→ **Dataset items**:
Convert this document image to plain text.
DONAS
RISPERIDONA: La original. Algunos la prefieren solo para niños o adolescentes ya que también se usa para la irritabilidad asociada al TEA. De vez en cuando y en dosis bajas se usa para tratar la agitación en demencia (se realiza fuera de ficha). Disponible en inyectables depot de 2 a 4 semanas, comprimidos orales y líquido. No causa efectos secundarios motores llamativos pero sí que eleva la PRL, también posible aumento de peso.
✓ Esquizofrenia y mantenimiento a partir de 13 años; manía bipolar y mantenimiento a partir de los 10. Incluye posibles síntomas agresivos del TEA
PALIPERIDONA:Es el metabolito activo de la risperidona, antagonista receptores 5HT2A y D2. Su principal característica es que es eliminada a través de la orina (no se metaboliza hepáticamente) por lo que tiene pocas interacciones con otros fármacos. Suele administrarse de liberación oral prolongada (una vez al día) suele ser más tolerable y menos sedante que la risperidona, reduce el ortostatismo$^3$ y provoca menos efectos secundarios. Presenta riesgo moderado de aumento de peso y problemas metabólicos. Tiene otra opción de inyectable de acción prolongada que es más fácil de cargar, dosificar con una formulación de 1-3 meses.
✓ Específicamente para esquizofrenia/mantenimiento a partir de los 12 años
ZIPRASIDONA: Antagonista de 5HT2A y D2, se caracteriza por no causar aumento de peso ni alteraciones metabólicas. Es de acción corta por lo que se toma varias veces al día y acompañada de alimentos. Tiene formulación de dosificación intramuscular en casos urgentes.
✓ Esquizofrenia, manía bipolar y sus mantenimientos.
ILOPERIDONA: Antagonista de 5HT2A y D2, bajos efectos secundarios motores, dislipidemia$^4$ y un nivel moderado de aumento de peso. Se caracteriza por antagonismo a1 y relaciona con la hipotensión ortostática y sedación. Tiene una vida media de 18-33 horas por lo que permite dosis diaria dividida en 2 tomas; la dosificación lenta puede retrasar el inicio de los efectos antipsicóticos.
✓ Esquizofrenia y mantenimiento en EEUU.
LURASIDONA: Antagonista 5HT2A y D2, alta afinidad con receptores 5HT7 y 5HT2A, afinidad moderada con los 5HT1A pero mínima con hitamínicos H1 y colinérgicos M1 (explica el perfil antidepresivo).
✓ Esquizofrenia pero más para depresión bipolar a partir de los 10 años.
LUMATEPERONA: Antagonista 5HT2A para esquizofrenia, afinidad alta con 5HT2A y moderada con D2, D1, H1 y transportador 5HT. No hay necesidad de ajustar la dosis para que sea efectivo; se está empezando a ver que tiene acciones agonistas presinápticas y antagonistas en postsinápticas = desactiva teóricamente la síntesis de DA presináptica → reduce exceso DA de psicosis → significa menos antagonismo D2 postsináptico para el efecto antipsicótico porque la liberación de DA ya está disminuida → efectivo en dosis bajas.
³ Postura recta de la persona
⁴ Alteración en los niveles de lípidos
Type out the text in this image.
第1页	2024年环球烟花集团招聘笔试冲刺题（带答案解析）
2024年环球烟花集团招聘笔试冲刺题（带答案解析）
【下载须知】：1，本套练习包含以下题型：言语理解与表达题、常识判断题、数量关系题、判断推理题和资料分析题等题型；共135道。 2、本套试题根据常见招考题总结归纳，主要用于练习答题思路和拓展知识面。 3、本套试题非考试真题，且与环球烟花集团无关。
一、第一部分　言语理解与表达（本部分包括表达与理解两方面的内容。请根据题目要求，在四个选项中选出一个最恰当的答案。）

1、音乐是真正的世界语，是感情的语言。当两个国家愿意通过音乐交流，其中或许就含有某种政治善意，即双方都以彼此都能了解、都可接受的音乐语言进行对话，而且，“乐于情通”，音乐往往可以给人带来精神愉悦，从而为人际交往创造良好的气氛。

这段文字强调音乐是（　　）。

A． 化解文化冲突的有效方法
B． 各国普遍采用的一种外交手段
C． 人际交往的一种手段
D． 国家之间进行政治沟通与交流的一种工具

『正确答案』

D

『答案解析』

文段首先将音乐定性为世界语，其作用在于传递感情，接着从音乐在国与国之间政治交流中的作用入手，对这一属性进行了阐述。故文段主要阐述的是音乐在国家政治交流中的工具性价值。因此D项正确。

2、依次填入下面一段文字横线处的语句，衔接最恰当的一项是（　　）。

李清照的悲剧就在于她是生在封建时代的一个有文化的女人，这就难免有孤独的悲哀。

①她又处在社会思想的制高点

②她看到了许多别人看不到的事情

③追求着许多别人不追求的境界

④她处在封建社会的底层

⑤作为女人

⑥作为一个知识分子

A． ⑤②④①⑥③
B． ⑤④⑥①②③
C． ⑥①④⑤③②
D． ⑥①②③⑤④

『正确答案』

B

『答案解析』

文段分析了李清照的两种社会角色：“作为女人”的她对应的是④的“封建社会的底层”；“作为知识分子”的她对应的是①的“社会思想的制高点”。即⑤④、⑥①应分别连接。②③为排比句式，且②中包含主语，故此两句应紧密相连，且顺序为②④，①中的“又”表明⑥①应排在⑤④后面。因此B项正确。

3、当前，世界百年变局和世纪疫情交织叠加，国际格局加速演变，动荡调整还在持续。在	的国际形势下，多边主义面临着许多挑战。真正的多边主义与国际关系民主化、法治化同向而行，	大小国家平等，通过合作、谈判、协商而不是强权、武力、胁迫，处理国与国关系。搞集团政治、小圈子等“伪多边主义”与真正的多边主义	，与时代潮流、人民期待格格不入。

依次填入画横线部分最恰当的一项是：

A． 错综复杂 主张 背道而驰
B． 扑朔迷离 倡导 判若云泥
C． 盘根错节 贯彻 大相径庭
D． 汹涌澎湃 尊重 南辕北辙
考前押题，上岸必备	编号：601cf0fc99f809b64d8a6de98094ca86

→ **Exercise goal**: Show every line in the records above that contains the word "bipolar".

→ **Solved problem**:
✓ Esquizofrenia y mantenimiento a partir de 13 años; manía bipolar y mantenimiento a partir de los 10. Incluye posibles síntomas agresivos del TEA
✓ Esquizofrenia, manía bipolar y sus mantenimientos.
✓ Esquizofrenia pero más para depresión bipolar a partir de los 10 años.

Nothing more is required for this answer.